Exercise prompt: Retype every line of the items below word for word, leaving out the pictures.

──────── Source data ────────

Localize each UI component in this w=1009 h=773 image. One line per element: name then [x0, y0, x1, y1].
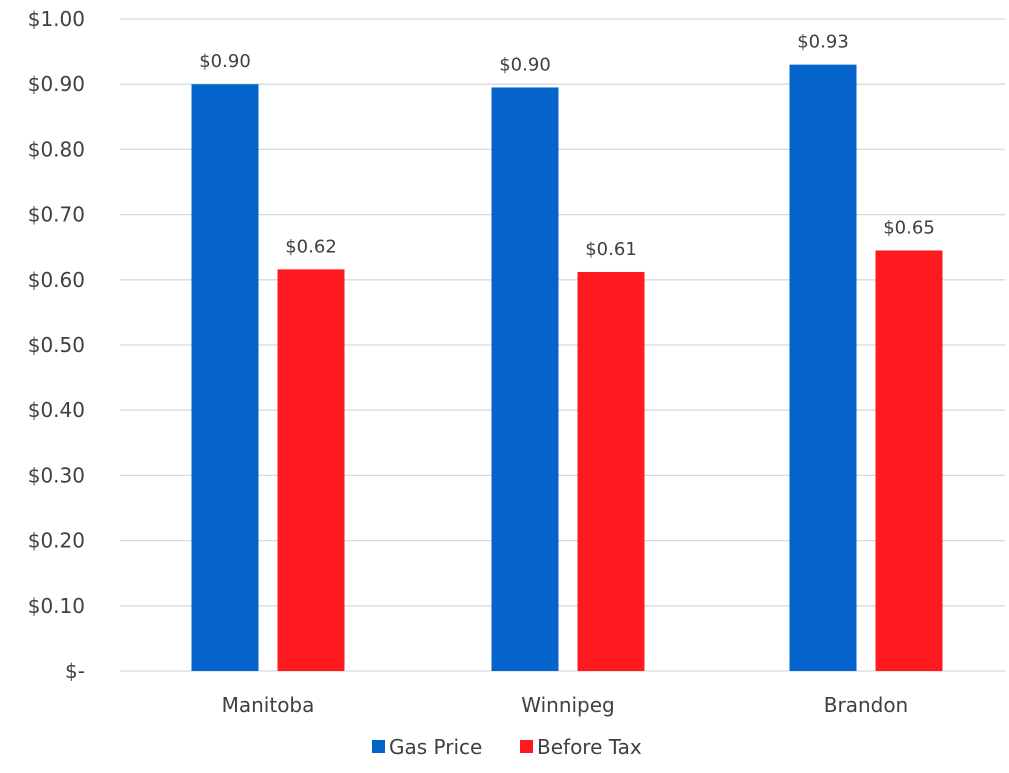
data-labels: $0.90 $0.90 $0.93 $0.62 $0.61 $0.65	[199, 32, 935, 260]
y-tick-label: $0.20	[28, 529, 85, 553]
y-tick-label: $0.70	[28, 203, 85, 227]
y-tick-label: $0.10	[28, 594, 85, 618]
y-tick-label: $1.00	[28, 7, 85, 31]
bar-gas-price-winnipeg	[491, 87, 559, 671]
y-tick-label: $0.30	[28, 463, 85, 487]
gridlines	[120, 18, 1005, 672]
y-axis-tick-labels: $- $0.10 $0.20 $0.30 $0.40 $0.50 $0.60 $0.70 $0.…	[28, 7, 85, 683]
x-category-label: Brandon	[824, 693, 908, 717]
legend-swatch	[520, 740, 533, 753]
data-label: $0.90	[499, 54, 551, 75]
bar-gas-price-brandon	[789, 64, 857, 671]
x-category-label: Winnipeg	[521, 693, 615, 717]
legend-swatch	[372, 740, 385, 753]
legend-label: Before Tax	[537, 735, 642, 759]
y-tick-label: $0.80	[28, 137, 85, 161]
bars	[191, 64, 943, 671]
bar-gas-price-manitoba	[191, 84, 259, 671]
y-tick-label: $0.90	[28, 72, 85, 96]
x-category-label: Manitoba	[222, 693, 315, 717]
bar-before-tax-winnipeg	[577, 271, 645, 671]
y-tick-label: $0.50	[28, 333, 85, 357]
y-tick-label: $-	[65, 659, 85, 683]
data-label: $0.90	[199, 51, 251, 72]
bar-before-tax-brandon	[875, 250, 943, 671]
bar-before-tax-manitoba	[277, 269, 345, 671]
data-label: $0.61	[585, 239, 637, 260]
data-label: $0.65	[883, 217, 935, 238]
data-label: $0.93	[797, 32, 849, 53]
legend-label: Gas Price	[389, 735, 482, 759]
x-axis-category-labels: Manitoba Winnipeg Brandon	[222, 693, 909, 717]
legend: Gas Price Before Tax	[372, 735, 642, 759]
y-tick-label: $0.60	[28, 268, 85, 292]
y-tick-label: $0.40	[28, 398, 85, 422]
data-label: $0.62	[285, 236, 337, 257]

────────

Solution to the problem:
Localize each UI component in this w=1009 h=773 image. One line per element: name then [x0, y0, x1, y1].
data-labels: $0.90 $0.90 $0.93 $0.62 $0.61 $0.65	[199, 32, 935, 260]
y-tick-label: $0.20	[28, 529, 85, 553]
y-tick-label: $0.70	[28, 203, 85, 227]
y-tick-label: $0.10	[28, 594, 85, 618]
y-tick-label: $1.00	[28, 7, 85, 31]
bar-gas-price-winnipeg	[491, 87, 559, 671]
y-tick-label: $0.30	[28, 463, 85, 487]
gridlines	[120, 18, 1005, 672]
y-axis-tick-labels: $- $0.10 $0.20 $0.30 $0.40 $0.50 $0.60 $0.70 $0.…	[28, 7, 85, 683]
x-category-label: Brandon	[824, 693, 908, 717]
legend-swatch	[520, 740, 533, 753]
data-label: $0.90	[499, 54, 551, 75]
bar-gas-price-brandon	[789, 64, 857, 671]
x-category-label: Winnipeg	[521, 693, 615, 717]
legend-swatch	[372, 740, 385, 753]
legend-label: Before Tax	[537, 735, 642, 759]
y-tick-label: $0.80	[28, 137, 85, 161]
bars	[191, 64, 943, 671]
bar-gas-price-manitoba	[191, 84, 259, 671]
y-tick-label: $0.90	[28, 72, 85, 96]
x-category-label: Manitoba	[222, 693, 315, 717]
bar-before-tax-winnipeg	[577, 271, 645, 671]
y-tick-label: $0.50	[28, 333, 85, 357]
y-tick-label: $-	[65, 659, 85, 683]
data-label: $0.90	[199, 51, 251, 72]
bar-before-tax-brandon	[875, 250, 943, 671]
bar-before-tax-manitoba	[277, 269, 345, 671]
data-label: $0.61	[585, 239, 637, 260]
data-label: $0.65	[883, 217, 935, 238]
data-label: $0.93	[797, 32, 849, 53]
legend-label: Gas Price	[389, 735, 482, 759]
x-axis-category-labels: Manitoba Winnipeg Brandon	[222, 693, 909, 717]
legend: Gas Price Before Tax	[372, 735, 642, 759]
y-tick-label: $0.60	[28, 268, 85, 292]
y-tick-label: $0.40	[28, 398, 85, 422]
data-label: $0.62	[285, 236, 337, 257]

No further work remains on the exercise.